--- Material for the task ---

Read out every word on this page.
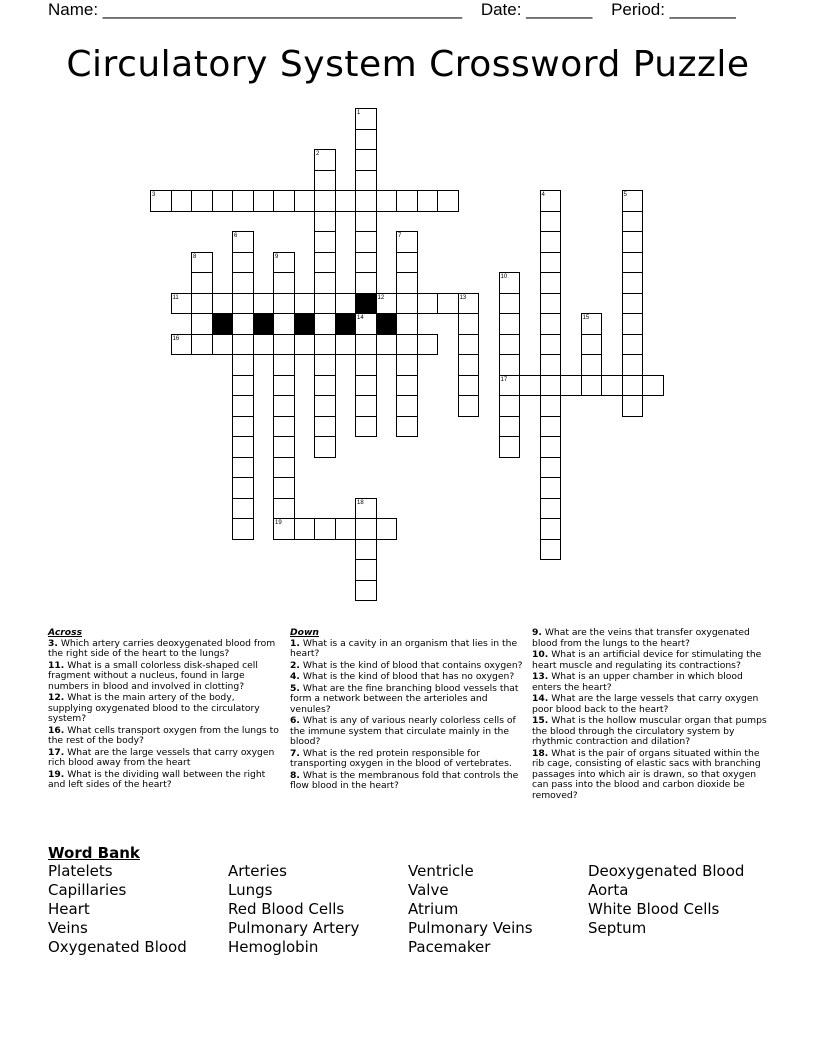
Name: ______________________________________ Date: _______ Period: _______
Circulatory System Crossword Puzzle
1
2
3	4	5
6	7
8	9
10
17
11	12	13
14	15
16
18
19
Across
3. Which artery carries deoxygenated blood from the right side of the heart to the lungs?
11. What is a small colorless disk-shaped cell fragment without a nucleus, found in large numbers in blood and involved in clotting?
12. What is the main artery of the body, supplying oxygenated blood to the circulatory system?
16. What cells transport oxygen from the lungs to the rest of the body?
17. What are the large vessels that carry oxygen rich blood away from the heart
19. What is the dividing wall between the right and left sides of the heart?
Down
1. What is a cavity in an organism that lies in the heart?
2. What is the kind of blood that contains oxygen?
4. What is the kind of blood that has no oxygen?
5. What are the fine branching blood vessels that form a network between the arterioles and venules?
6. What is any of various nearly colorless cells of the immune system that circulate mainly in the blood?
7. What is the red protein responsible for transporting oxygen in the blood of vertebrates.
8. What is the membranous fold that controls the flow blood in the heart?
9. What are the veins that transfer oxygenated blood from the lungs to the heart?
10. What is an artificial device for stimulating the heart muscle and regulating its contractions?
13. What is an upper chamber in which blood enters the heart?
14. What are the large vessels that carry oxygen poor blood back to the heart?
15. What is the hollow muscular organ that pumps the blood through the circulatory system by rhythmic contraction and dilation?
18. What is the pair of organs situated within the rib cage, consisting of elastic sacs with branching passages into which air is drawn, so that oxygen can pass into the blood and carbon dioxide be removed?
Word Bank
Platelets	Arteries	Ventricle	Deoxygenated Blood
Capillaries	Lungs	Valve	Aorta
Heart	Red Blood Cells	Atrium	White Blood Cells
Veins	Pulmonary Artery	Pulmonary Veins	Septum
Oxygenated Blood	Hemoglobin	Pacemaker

---

*Work to be completed*. Your answer should be each line from the entries that includes the string "colorless".

*Solution for this task*.
11. What is a small colorless disk-shaped cell fragment without a nucleus, found in large numbers in blood and involved in clotting?
6. What is any of various nearly colorless cells of the immune system that circulate mainly in the blood?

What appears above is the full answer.